## start
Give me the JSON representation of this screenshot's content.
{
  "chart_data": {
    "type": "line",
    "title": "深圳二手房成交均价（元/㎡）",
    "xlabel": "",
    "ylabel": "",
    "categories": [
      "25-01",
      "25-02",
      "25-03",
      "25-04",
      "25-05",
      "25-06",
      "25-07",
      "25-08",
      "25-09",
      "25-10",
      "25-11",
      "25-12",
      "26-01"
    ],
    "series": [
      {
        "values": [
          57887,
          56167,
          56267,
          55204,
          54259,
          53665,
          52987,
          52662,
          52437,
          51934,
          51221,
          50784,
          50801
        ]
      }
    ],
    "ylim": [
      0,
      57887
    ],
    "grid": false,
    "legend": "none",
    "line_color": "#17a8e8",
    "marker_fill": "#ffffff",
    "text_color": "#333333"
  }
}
## end
## start
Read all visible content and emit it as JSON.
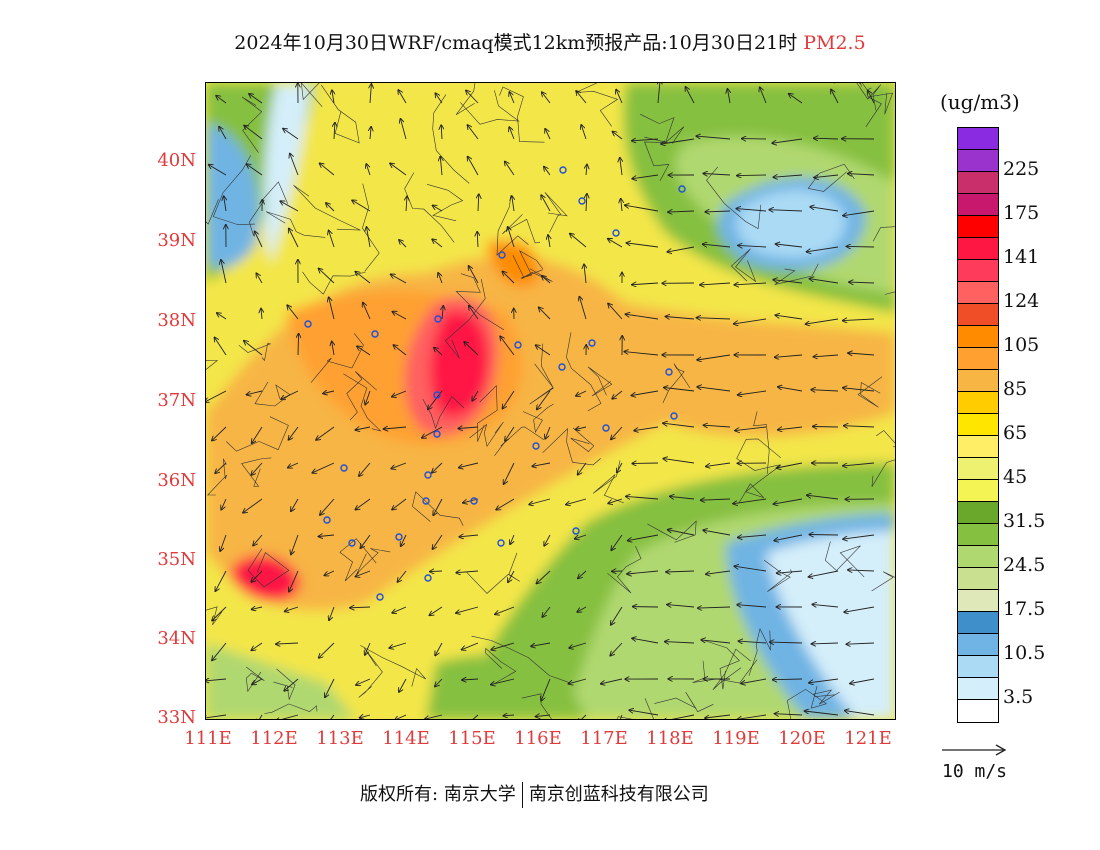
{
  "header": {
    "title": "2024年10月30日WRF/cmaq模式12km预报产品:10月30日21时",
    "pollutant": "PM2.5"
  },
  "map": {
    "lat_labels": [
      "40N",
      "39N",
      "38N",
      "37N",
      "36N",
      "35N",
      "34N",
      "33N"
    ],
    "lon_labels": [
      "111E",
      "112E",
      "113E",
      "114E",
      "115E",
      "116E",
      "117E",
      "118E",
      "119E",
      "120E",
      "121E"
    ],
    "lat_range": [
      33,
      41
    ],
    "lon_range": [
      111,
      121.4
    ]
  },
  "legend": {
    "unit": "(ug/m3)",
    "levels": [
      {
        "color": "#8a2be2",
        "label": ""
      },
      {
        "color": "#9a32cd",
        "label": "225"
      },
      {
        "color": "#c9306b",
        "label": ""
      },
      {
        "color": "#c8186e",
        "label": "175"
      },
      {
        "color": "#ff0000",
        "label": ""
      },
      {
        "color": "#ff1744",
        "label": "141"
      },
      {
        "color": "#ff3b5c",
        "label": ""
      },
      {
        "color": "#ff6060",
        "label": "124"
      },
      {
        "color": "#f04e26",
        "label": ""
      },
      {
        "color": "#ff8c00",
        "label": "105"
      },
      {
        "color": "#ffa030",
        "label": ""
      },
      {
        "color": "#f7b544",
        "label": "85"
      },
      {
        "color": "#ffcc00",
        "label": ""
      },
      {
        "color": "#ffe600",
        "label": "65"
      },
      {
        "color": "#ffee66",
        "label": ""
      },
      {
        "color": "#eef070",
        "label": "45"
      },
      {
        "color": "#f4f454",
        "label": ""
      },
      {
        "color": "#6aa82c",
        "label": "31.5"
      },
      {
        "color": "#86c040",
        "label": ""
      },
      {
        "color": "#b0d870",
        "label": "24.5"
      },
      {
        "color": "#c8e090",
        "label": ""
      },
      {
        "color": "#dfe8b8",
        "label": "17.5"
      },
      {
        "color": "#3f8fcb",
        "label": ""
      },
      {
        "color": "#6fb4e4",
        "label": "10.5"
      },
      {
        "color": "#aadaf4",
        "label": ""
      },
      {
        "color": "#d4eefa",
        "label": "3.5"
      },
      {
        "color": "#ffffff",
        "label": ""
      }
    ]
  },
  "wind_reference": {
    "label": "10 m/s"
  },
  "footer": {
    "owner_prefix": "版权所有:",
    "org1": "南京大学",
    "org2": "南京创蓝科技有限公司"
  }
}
## end
▸ **EXERCISE DESCRIPTION**
Find all lines with "title" in them and copy each one.

▸ **CORRECT ANSWER**
    "title": "深圳二手房成交均价（元/㎡）",
    "title": "2024年10月30日WRF/cmaq模式12km预报产品:10月30日21时",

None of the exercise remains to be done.